Extracted information:
>> Start
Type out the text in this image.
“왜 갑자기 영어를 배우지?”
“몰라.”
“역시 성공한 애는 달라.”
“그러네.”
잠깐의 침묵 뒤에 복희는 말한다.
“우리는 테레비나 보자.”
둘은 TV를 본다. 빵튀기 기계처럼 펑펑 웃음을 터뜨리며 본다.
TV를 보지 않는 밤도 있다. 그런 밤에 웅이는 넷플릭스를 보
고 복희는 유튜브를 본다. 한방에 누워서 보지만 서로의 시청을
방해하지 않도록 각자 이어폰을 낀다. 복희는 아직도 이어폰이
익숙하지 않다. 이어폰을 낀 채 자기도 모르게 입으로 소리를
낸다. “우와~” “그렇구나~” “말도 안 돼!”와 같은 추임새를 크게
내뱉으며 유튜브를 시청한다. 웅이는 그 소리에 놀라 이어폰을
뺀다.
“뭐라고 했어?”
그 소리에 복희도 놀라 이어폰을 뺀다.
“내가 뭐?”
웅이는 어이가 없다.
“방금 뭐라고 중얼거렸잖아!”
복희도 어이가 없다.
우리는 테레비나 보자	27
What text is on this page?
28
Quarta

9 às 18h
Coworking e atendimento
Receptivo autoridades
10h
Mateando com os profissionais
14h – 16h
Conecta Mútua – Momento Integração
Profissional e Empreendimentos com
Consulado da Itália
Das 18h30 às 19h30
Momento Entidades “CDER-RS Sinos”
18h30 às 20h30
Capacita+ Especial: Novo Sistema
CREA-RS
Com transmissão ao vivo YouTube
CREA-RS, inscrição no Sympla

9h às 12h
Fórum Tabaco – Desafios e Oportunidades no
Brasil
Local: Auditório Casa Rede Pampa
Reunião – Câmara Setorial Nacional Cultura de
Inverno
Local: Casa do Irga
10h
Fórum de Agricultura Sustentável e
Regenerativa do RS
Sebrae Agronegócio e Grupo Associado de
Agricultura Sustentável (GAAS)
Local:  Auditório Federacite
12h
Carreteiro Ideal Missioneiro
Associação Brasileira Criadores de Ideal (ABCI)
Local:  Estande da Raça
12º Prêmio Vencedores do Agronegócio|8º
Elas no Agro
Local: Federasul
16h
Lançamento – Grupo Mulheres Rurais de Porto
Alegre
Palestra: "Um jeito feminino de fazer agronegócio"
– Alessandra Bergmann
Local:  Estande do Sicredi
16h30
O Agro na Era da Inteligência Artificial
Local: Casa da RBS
>> End
Repeat the lines above exactly.

Solution for this task:
Type out the text in this image.
“왜 갑자기 영어를 배우지?”
“몰라.”
“역시 성공한 애는 달라.”
“그러네.”
잠깐의 침묵 뒤에 복희는 말한다.
“우리는 테레비나 보자.”
둘은 TV를 본다. 빵튀기 기계처럼 펑펑 웃음을 터뜨리며 본다.
TV를 보지 않는 밤도 있다. 그런 밤에 웅이는 넷플릭스를 보
고 복희는 유튜브를 본다. 한방에 누워서 보지만 서로의 시청을
방해하지 않도록 각자 이어폰을 낀다. 복희는 아직도 이어폰이
익숙하지 않다. 이어폰을 낀 채 자기도 모르게 입으로 소리를
낸다. “우와~” “그렇구나~” “말도 안 돼!”와 같은 추임새를 크게
내뱉으며 유튜브를 시청한다. 웅이는 그 소리에 놀라 이어폰을
뺀다.
“뭐라고 했어?”
그 소리에 복희도 놀라 이어폰을 뺀다.
“내가 뭐?”
웅이는 어이가 없다.
“방금 뭐라고 중얼거렸잖아!”
복희도 어이가 없다.
우리는 테레비나 보자	27
What text is on this page?
28
Quarta

9 às 18h
Coworking e atendimento
Receptivo autoridades
10h
Mateando com os profissionais
14h – 16h
Conecta Mútua – Momento Integração
Profissional e Empreendimentos com
Consulado da Itália
Das 18h30 às 19h30
Momento Entidades “CDER-RS Sinos”
18h30 às 20h30
Capacita+ Especial: Novo Sistema
CREA-RS
Com transmissão ao vivo YouTube
CREA-RS, inscrição no Sympla

9h às 12h
Fórum Tabaco – Desafios e Oportunidades no
Brasil
Local: Auditório Casa Rede Pampa
Reunião – Câmara Setorial Nacional Cultura de
Inverno
Local: Casa do Irga
10h
Fórum de Agricultura Sustentável e
Regenerativa do RS
Sebrae Agronegócio e Grupo Associado de
Agricultura Sustentável (GAAS)
Local:  Auditório Federacite
12h
Carreteiro Ideal Missioneiro
Associação Brasileira Criadores de Ideal (ABCI)
Local:  Estande da Raça
12º Prêmio Vencedores do Agronegócio|8º
Elas no Agro
Local: Federasul
16h
Lançamento – Grupo Mulheres Rurais de Porto
Alegre
Palestra: "Um jeito feminino de fazer agronegócio"
– Alessandra Bergmann
Local:  Estande do Sicredi
16h30
O Agro na Era da Inteligência Artificial
Local: Casa da RBS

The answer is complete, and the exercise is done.